§ GOAL: Write out the data below exactly as given, without any of its pictures.

Dataset items
★ ★ ★ ★ ★ ★ ★

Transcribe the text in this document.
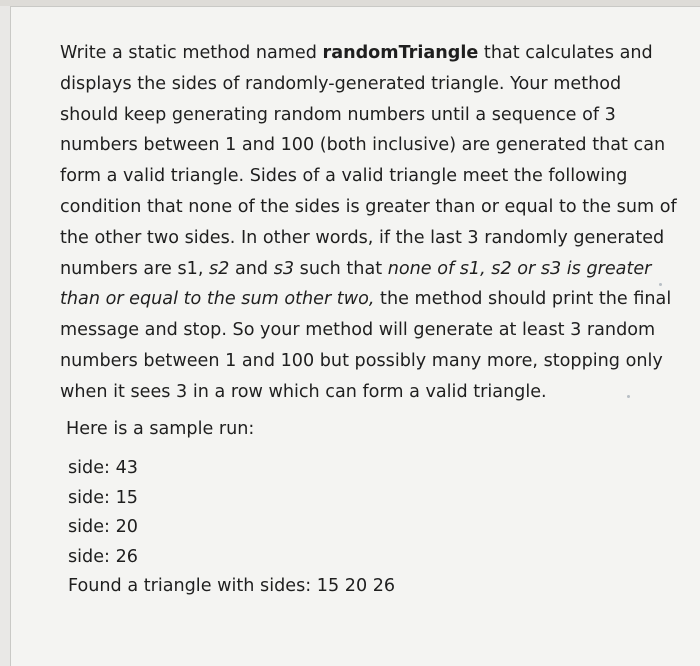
Write a static method named randomTriangle that calculates and displays the sides of randomly-generated triangle. Your method should keep generating random numbers until a sequence of 3 numbers between 1 and 100 (both inclusive) are generated that can form a valid triangle. Sides of a valid triangle meet the following condition that none of the sides is greater than or equal to the sum of the other two sides. In other words, if the last 3 randomly generated numbers are s1, s2 and s3 such that none of s1, s2 or s3 is greater than or equal to the sum other two, the method should print the final message and stop. So your method will generate at least 3 random numbers between 1 and 100 but possibly many more, stopping only when it sees 3 in a row which can form a valid triangle.

Here is a sample run:

side: 43
side: 15
side: 20
side: 26
Found a triangle with sides: 15 20 26
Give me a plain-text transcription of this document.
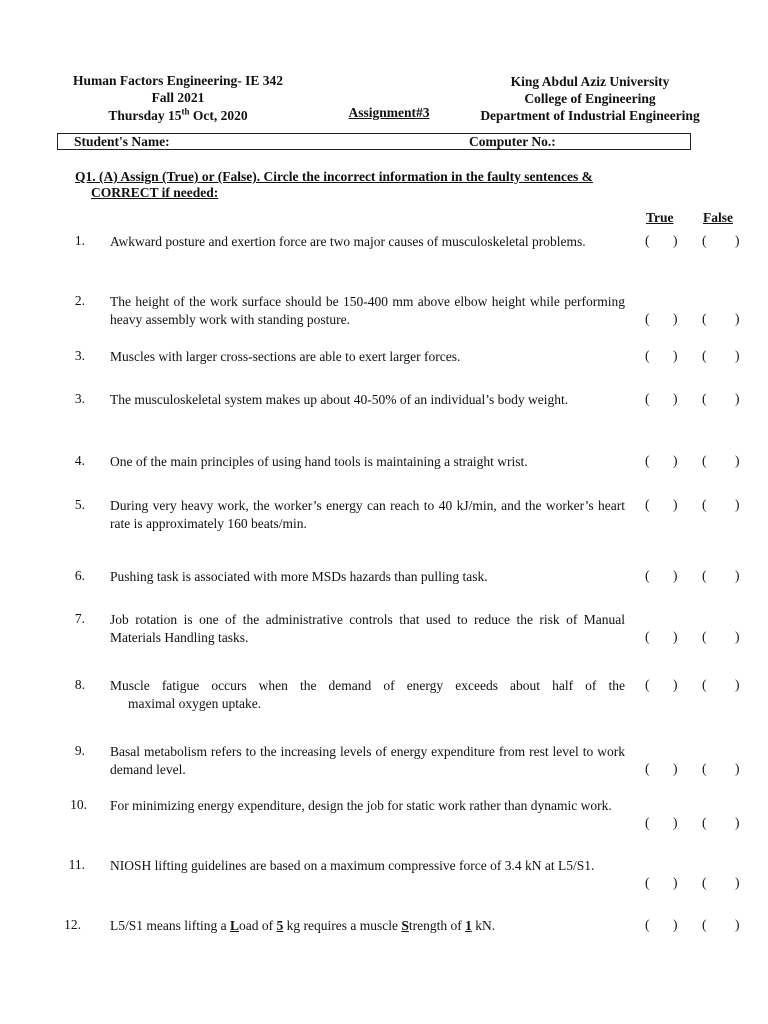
Human Factors Engineering- IE 342
Fall 2021
Thursday 15th Oct, 2020	Assignment#3
King Abdul Aziz University
College of Engineering
Department of Industrial Engineering
Student's Name:	Computer No.:
Q1. (A) Assign (True) or (False). Circle the incorrect information in the faulty sentences &
CORRECT if needed:
True False
1. Awkward posture and exertion force are two major causes of musculoskeletal problems.	( ) ( )
2. The height of the work surface should be 150-400 mm above elbow height while performing heavy assembly work with standing posture.	( ) ( )
3. Muscles with larger cross-sections are able to exert larger forces.	( ) ( )
3. The musculoskeletal system makes up about 40-50% of an individual’s body weight.	( ) ( )
4. One of the main principles of using hand tools is maintaining a straight wrist.	( ) ( )
5. During very heavy work, the worker’s energy can reach to 40 kJ/min, and the worker’s heart rate is approximately 160 beats/min.
( ) ( )
6. Pushing task is associated with more MSDs hazards than pulling task.	( ) ( )
7. Job rotation is one of the administrative controls that used to reduce the risk of Manual Materials Handling tasks.	( ) ( )
8. Muscle fatigue occurs when the demand of energy exceeds about half of the
maximal oxygen uptake.
( ) ( )
9. Basal metabolism refers to the increasing levels of energy expenditure from rest level to work demand level.	( ) ( )
10. For minimizing energy expenditure, design the job for static work rather than dynamic work.
( ) ( )
11. NIOSH lifting guidelines are based on a maximum compressive force of 3.4 kN at L5/S1.
( ) ( )
12. L5/S1 means lifting a Load of 5 kg requires a muscle Strength of 1 kN.	( ) ( )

★ ★ ★ ★ ★ ★ ★

§ RESULT:
Transcribe the text in this document.
Write a static method named randomTriangle that calculates and displays the sides of randomly-generated triangle. Your method should keep generating random numbers until a sequence of 3 numbers between 1 and 100 (both inclusive) are generated that can form a valid triangle. Sides of a valid triangle meet the following condition that none of the sides is greater than or equal to the sum of the other two sides. In other words, if the last 3 randomly generated numbers are s1, s2 and s3 such that none of s1, s2 or s3 is greater than or equal to the sum other two, the method should print the final message and stop. So your method will generate at least 3 random numbers between 1 and 100 but possibly many more, stopping only when it sees 3 in a row which can form a valid triangle.

Here is a sample run:

side: 43
side: 15
side: 20
side: 26
Found a triangle with sides: 15 20 26
Give me a plain-text transcription of this document.
Human Factors Engineering- IE 342
Fall 2021
Thursday 15th Oct, 2020	Assignment#3
King Abdul Aziz University
College of Engineering
Department of Industrial Engineering
Student's Name:	Computer No.:
Q1. (A) Assign (True) or (False). Circle the incorrect information in the faulty sentences &
CORRECT if needed:
True False
1. Awkward posture and exertion force are two major causes of musculoskeletal problems.	( ) ( )
2. The height of the work surface should be 150-400 mm above elbow height while performing heavy assembly work with standing posture.	( ) ( )
3. Muscles with larger cross-sections are able to exert larger forces.	( ) ( )
3. The musculoskeletal system makes up about 40-50% of an individual’s body weight.	( ) ( )
4. One of the main principles of using hand tools is maintaining a straight wrist.	( ) ( )
5. During very heavy work, the worker’s energy can reach to 40 kJ/min, and the worker’s heart rate is approximately 160 beats/min.
( ) ( )
6. Pushing task is associated with more MSDs hazards than pulling task.	( ) ( )
7. Job rotation is one of the administrative controls that used to reduce the risk of Manual Materials Handling tasks.	( ) ( )
8. Muscle fatigue occurs when the demand of energy exceeds about half of the
maximal oxygen uptake.
( ) ( )
9. Basal metabolism refers to the increasing levels of energy expenditure from rest level to work demand level.	( ) ( )
10. For minimizing energy expenditure, design the job for static work rather than dynamic work.
( ) ( )
11. NIOSH lifting guidelines are based on a maximum compressive force of 3.4 kN at L5/S1.
( ) ( )
12. L5/S1 means lifting a Load of 5 kg requires a muscle Strength of 1 kN.	( ) ( )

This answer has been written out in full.